Show every line in the records below that contains the word "document".

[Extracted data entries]
>> START
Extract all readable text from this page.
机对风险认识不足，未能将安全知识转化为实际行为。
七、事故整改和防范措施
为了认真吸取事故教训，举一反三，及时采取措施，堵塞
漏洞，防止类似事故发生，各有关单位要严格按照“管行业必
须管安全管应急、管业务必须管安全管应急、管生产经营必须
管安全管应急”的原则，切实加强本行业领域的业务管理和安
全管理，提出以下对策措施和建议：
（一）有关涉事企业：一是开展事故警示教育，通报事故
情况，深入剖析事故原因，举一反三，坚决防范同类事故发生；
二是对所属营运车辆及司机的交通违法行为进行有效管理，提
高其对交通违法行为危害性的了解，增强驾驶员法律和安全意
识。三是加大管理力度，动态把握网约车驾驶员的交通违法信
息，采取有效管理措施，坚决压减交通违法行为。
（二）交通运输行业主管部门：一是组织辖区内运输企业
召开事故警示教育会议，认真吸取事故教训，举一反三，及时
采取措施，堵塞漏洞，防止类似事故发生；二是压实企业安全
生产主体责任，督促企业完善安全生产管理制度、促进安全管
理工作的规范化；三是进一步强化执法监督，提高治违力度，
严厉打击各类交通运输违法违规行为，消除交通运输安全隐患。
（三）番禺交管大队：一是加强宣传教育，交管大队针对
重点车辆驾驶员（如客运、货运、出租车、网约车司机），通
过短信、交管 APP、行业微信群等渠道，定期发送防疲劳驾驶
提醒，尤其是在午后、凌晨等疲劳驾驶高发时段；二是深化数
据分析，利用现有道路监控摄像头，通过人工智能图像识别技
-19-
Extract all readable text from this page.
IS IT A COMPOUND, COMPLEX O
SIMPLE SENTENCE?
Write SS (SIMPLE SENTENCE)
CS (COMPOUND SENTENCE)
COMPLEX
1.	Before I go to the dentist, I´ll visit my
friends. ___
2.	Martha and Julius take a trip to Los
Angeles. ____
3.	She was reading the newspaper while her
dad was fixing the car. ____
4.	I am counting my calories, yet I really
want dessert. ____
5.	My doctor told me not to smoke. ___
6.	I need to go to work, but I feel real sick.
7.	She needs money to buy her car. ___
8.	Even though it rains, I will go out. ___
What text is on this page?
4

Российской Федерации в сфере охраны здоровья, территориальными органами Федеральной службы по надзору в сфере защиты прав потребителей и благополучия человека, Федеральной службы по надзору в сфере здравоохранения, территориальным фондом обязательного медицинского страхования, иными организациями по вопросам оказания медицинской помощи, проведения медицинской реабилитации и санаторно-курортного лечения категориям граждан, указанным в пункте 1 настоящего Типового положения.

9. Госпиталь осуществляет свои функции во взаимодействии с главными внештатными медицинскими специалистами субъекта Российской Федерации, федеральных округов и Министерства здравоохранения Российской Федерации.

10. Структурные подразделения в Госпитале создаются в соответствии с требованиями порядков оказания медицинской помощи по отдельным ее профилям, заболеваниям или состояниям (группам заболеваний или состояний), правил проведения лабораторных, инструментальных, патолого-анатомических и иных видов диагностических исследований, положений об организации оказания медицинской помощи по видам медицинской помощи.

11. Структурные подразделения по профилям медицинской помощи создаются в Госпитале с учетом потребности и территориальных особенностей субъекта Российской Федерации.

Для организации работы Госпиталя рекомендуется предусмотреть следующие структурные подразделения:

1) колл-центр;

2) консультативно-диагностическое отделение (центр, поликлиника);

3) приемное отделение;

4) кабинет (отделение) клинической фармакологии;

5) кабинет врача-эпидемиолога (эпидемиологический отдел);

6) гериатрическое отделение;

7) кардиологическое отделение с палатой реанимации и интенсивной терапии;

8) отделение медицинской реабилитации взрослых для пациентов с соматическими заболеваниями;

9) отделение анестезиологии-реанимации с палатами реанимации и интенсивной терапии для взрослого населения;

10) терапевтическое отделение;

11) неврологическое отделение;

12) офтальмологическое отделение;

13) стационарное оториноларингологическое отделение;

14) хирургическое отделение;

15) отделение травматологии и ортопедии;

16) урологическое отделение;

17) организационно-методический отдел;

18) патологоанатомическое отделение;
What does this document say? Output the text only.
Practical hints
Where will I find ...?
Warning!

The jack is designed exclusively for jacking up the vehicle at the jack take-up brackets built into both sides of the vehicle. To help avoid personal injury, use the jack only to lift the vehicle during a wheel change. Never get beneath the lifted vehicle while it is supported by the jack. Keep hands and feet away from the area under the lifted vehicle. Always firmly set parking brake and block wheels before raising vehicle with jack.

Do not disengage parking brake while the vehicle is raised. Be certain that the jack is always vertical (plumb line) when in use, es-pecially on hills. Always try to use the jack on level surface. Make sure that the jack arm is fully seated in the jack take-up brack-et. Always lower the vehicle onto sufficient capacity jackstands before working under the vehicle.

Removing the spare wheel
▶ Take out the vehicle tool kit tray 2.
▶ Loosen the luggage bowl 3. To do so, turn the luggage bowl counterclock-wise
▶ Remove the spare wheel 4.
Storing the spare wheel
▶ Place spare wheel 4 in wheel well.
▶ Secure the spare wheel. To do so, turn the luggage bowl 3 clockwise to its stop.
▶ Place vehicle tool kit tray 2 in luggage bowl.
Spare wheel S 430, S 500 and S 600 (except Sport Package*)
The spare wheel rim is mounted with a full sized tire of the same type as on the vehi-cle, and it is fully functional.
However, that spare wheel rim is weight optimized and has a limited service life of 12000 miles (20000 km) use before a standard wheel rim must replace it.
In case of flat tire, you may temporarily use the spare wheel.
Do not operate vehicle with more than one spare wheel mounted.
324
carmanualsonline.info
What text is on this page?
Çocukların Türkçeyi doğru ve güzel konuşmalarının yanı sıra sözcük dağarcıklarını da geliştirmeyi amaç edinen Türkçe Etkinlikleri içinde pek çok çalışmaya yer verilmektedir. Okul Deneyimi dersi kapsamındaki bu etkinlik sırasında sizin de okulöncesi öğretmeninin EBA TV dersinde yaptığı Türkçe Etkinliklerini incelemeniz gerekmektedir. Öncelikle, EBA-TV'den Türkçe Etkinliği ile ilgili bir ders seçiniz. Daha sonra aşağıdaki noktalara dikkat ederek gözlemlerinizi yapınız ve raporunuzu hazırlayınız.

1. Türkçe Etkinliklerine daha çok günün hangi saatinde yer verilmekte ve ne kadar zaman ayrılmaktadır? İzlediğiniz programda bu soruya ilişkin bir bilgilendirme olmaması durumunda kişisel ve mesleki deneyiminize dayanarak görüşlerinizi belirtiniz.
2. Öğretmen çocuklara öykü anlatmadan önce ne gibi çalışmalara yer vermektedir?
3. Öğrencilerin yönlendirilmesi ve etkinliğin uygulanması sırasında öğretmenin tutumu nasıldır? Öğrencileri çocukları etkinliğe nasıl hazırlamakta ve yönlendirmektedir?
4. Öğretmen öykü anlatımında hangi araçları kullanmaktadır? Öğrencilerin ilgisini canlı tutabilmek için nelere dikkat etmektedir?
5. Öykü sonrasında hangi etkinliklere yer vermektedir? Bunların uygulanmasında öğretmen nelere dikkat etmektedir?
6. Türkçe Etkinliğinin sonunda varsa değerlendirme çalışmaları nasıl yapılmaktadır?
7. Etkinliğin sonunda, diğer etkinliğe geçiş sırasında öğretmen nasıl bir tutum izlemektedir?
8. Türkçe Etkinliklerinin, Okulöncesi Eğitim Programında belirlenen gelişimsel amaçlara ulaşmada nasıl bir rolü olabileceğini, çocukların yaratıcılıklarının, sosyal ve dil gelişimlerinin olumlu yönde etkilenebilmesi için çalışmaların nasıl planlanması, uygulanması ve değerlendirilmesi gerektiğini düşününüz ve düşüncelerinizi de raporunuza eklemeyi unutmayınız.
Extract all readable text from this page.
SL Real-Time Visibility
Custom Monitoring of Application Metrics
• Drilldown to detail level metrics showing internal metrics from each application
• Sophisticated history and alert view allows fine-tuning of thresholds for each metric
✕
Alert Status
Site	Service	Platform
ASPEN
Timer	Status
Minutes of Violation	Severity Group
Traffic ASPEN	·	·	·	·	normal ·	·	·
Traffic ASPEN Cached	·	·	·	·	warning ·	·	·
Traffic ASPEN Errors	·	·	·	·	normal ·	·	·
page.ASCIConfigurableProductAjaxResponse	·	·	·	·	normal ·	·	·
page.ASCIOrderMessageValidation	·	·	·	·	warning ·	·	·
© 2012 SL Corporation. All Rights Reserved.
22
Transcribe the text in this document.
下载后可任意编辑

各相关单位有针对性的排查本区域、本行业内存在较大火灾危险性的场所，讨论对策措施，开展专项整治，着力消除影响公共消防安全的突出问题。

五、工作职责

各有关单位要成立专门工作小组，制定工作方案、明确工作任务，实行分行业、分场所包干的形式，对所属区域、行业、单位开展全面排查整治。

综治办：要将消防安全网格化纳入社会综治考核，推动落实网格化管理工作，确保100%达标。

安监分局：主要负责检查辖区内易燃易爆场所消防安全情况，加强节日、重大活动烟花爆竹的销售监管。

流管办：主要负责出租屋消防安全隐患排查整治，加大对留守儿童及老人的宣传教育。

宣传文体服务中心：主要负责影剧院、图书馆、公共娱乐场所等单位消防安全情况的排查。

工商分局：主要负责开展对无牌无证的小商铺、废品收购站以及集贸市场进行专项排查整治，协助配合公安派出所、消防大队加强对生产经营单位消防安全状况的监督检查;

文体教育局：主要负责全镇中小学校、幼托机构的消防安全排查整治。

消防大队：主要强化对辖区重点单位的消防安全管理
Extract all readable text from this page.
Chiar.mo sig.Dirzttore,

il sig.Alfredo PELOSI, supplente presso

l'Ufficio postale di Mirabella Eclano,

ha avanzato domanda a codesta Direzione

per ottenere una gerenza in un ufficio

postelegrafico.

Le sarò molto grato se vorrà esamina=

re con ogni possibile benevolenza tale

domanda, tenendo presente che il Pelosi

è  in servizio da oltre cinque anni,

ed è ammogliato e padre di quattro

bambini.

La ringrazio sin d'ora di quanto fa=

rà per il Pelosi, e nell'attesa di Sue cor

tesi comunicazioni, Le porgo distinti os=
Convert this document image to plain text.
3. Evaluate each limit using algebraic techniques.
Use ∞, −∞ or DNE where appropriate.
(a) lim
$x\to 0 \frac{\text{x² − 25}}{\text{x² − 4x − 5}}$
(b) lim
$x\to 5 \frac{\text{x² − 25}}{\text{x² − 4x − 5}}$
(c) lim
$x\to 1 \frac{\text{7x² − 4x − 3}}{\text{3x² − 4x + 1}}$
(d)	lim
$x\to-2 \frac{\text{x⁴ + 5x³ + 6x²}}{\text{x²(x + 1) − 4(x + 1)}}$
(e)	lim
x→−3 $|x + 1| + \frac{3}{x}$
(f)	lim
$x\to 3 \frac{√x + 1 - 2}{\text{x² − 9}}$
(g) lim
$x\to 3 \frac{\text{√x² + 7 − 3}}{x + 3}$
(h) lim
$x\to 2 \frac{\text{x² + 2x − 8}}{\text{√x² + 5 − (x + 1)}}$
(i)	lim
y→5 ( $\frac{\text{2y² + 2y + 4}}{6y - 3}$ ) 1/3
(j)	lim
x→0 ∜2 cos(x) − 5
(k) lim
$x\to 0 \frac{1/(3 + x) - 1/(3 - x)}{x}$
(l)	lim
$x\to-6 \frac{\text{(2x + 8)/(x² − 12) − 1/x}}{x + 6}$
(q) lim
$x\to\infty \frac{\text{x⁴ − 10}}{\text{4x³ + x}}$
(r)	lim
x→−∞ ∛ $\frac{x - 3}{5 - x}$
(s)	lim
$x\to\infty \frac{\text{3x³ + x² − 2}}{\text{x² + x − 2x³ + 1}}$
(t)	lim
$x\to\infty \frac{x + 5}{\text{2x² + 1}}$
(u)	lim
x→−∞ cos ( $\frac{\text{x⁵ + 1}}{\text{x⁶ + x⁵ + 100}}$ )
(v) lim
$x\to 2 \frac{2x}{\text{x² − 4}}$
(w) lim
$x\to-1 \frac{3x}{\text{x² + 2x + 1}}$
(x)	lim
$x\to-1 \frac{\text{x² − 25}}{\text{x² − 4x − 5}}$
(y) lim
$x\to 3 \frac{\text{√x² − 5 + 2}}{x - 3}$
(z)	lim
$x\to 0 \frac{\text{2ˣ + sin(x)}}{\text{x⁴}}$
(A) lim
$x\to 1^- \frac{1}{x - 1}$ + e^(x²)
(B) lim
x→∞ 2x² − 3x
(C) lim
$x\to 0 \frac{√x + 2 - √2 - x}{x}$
>> END
### RESPONSE BELOW
What does this document say? Output the text only.
Transcribe the text in this document.
Convert this document image to plain text.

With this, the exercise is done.